* **What you are asked to do**: Make an exact copy of all the entries below, with the pictures left out.

Dataset entries on figures:
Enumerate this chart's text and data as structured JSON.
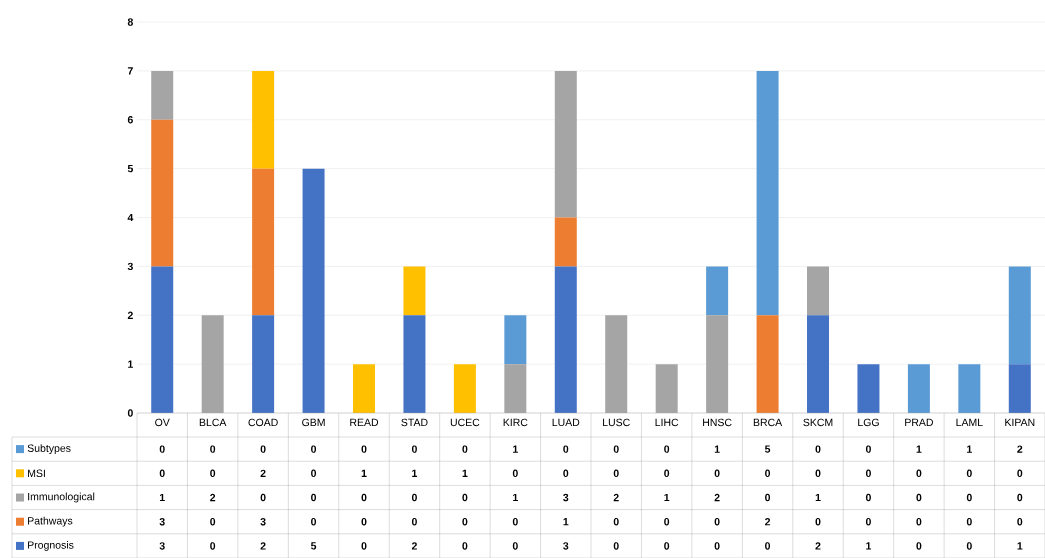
{
  "chart_data": {
    "type": "bar",
    "stacked": true,
    "categories": [
      "OV",
      "BLCA",
      "COAD",
      "GBM",
      "READ",
      "STAD",
      "UCEC",
      "KIRC",
      "LUAD",
      "LUSC",
      "LIHC",
      "HNSC",
      "BRCA",
      "SKCM",
      "LGG",
      "PRAD",
      "LAML",
      "KIPAN"
    ],
    "series": [
      {
        "name": "Prognosis",
        "color": "#4472c4",
        "values": [
          3,
          0,
          2,
          5,
          0,
          2,
          0,
          0,
          3,
          0,
          0,
          0,
          0,
          2,
          1,
          0,
          0,
          1
        ]
      },
      {
        "name": "Pathways",
        "color": "#ed7d31",
        "values": [
          3,
          0,
          3,
          0,
          0,
          0,
          0,
          0,
          1,
          0,
          0,
          0,
          2,
          0,
          0,
          0,
          0,
          0
        ]
      },
      {
        "name": "Immunological",
        "color": "#a5a5a5",
        "values": [
          1,
          2,
          0,
          0,
          0,
          0,
          0,
          1,
          3,
          2,
          1,
          2,
          0,
          1,
          0,
          0,
          0,
          0
        ]
      },
      {
        "name": "MSI",
        "color": "#ffc000",
        "values": [
          0,
          0,
          2,
          0,
          1,
          1,
          1,
          0,
          0,
          0,
          0,
          0,
          0,
          0,
          0,
          0,
          0,
          0
        ]
      },
      {
        "name": "Subtypes",
        "color": "#5b9bd5",
        "values": [
          0,
          0,
          0,
          0,
          0,
          0,
          0,
          1,
          0,
          0,
          0,
          1,
          5,
          0,
          0,
          1,
          1,
          2
        ]
      }
    ],
    "ylim": [
      0,
      8
    ],
    "yticks": [
      0,
      1,
      2,
      3,
      4,
      5,
      6,
      7,
      8
    ],
    "grid": "y",
    "legend": "bottom",
    "data_labels": true
  }
}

* **Result below**:
Enumerate this chart's text and data as structured JSON.
{
  "chart_data": {
    "type": "bar",
    "stacked": true,
    "categories": [
      "OV",
      "BLCA",
      "COAD",
      "GBM",
      "READ",
      "STAD",
      "UCEC",
      "KIRC",
      "LUAD",
      "LUSC",
      "LIHC",
      "HNSC",
      "BRCA",
      "SKCM",
      "LGG",
      "PRAD",
      "LAML",
      "KIPAN"
    ],
    "series": [
      {
        "name": "Prognosis",
        "color": "#4472c4",
        "values": [
          3,
          0,
          2,
          5,
          0,
          2,
          0,
          0,
          3,
          0,
          0,
          0,
          0,
          2,
          1,
          0,
          0,
          1
        ]
      },
      {
        "name": "Pathways",
        "color": "#ed7d31",
        "values": [
          3,
          0,
          3,
          0,
          0,
          0,
          0,
          0,
          1,
          0,
          0,
          0,
          2,
          0,
          0,
          0,
          0,
          0
        ]
      },
      {
        "name": "Immunological",
        "color": "#a5a5a5",
        "values": [
          1,
          2,
          0,
          0,
          0,
          0,
          0,
          1,
          3,
          2,
          1,
          2,
          0,
          1,
          0,
          0,
          0,
          0
        ]
      },
      {
        "name": "MSI",
        "color": "#ffc000",
        "values": [
          0,
          0,
          2,
          0,
          1,
          1,
          1,
          0,
          0,
          0,
          0,
          0,
          0,
          0,
          0,
          0,
          0,
          0
        ]
      },
      {
        "name": "Subtypes",
        "color": "#5b9bd5",
        "values": [
          0,
          0,
          0,
          0,
          0,
          0,
          0,
          1,
          0,
          0,
          0,
          1,
          5,
          0,
          0,
          1,
          1,
          2
        ]
      }
    ],
    "ylim": [
      0,
      8
    ],
    "yticks": [
      0,
      1,
      2,
      3,
      4,
      5,
      6,
      7,
      8
    ],
    "grid": "y",
    "legend": "bottom",
    "data_labels": true
  }
}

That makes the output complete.